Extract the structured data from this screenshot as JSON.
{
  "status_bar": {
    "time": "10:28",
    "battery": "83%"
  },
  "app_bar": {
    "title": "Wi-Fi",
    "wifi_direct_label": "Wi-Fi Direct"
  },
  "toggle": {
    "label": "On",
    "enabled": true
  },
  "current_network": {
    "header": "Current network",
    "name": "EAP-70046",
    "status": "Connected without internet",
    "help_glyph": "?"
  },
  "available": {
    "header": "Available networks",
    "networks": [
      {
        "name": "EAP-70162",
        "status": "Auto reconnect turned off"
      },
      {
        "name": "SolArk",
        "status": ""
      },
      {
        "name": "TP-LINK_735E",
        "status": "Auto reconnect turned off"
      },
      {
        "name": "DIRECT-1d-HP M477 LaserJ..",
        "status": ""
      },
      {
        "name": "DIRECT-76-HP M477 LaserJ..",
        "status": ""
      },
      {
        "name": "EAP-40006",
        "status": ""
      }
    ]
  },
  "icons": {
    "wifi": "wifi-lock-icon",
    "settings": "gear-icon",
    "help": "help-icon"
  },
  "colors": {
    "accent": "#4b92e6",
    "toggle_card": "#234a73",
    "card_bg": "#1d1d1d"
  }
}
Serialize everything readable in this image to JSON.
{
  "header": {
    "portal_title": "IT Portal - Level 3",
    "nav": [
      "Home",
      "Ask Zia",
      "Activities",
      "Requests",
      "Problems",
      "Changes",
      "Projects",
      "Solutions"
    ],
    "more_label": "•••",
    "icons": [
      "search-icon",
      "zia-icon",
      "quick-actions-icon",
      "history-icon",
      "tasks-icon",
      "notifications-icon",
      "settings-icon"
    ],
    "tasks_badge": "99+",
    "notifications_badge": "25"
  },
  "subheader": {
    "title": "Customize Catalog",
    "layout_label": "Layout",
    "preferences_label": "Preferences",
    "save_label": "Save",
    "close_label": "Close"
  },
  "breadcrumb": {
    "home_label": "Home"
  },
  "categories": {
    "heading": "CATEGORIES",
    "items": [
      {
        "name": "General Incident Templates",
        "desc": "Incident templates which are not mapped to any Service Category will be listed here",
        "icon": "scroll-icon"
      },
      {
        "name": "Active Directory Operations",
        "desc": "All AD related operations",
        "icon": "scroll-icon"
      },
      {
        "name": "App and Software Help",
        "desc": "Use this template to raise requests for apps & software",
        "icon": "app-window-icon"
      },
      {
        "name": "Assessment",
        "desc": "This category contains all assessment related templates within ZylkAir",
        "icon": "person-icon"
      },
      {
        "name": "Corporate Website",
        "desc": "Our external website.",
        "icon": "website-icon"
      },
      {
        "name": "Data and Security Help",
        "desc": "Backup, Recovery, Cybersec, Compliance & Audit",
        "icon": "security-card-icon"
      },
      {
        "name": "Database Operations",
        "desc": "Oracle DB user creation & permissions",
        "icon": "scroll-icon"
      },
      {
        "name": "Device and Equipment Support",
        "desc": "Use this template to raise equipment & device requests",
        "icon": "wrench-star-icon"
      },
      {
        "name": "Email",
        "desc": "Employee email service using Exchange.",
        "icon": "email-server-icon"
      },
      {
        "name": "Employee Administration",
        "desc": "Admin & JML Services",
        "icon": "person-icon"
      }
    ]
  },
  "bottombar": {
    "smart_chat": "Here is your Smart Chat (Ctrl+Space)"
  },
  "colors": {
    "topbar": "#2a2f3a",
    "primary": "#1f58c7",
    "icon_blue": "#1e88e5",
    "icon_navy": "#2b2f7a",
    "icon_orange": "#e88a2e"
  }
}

+ + + +

### THE EXERCISE
Retype every entry word for word.

### SOLUTION FOR THIS TASK
Extract the structured data from this screenshot as JSON.
{
  "status_bar": {
    "time": "10:28",
    "battery": "83%"
  },
  "app_bar": {
    "title": "Wi-Fi",
    "wifi_direct_label": "Wi-Fi Direct"
  },
  "toggle": {
    "label": "On",
    "enabled": true
  },
  "current_network": {
    "header": "Current network",
    "name": "EAP-70046",
    "status": "Connected without internet",
    "help_glyph": "?"
  },
  "available": {
    "header": "Available networks",
    "networks": [
      {
        "name": "EAP-70162",
        "status": "Auto reconnect turned off"
      },
      {
        "name": "SolArk",
        "status": ""
      },
      {
        "name": "TP-LINK_735E",
        "status": "Auto reconnect turned off"
      },
      {
        "name": "DIRECT-1d-HP M477 LaserJ..",
        "status": ""
      },
      {
        "name": "DIRECT-76-HP M477 LaserJ..",
        "status": ""
      },
      {
        "name": "EAP-40006",
        "status": ""
      }
    ]
  },
  "icons": {
    "wifi": "wifi-lock-icon",
    "settings": "gear-icon",
    "help": "help-icon"
  },
  "colors": {
    "accent": "#4b92e6",
    "toggle_card": "#234a73",
    "card_bg": "#1d1d1d"
  }
}
Serialize everything readable in this image to JSON.
{
  "header": {
    "portal_title": "IT Portal - Level 3",
    "nav": [
      "Home",
      "Ask Zia",
      "Activities",
      "Requests",
      "Problems",
      "Changes",
      "Projects",
      "Solutions"
    ],
    "more_label": "•••",
    "icons": [
      "search-icon",
      "zia-icon",
      "quick-actions-icon",
      "history-icon",
      "tasks-icon",
      "notifications-icon",
      "settings-icon"
    ],
    "tasks_badge": "99+",
    "notifications_badge": "25"
  },
  "subheader": {
    "title": "Customize Catalog",
    "layout_label": "Layout",
    "preferences_label": "Preferences",
    "save_label": "Save",
    "close_label": "Close"
  },
  "breadcrumb": {
    "home_label": "Home"
  },
  "categories": {
    "heading": "CATEGORIES",
    "items": [
      {
        "name": "General Incident Templates",
        "desc": "Incident templates which are not mapped to any Service Category will be listed here",
        "icon": "scroll-icon"
      },
      {
        "name": "Active Directory Operations",
        "desc": "All AD related operations",
        "icon": "scroll-icon"
      },
      {
        "name": "App and Software Help",
        "desc": "Use this template to raise requests for apps & software",
        "icon": "app-window-icon"
      },
      {
        "name": "Assessment",
        "desc": "This category contains all assessment related templates within ZylkAir",
        "icon": "person-icon"
      },
      {
        "name": "Corporate Website",
        "desc": "Our external website.",
        "icon": "website-icon"
      },
      {
        "name": "Data and Security Help",
        "desc": "Backup, Recovery, Cybersec, Compliance & Audit",
        "icon": "security-card-icon"
      },
      {
        "name": "Database Operations",
        "desc": "Oracle DB user creation & permissions",
        "icon": "scroll-icon"
      },
      {
        "name": "Device and Equipment Support",
        "desc": "Use this template to raise equipment & device requests",
        "icon": "wrench-star-icon"
      },
      {
        "name": "Email",
        "desc": "Employee email service using Exchange.",
        "icon": "email-server-icon"
      },
      {
        "name": "Employee Administration",
        "desc": "Admin & JML Services",
        "icon": "person-icon"
      }
    ]
  },
  "bottombar": {
    "smart_chat": "Here is your Smart Chat (Ctrl+Space)"
  },
  "colors": {
    "topbar": "#2a2f3a",
    "primary": "#1f58c7",
    "icon_blue": "#1e88e5",
    "icon_navy": "#2b2f7a",
    "icon_orange": "#e88a2e"
  }
}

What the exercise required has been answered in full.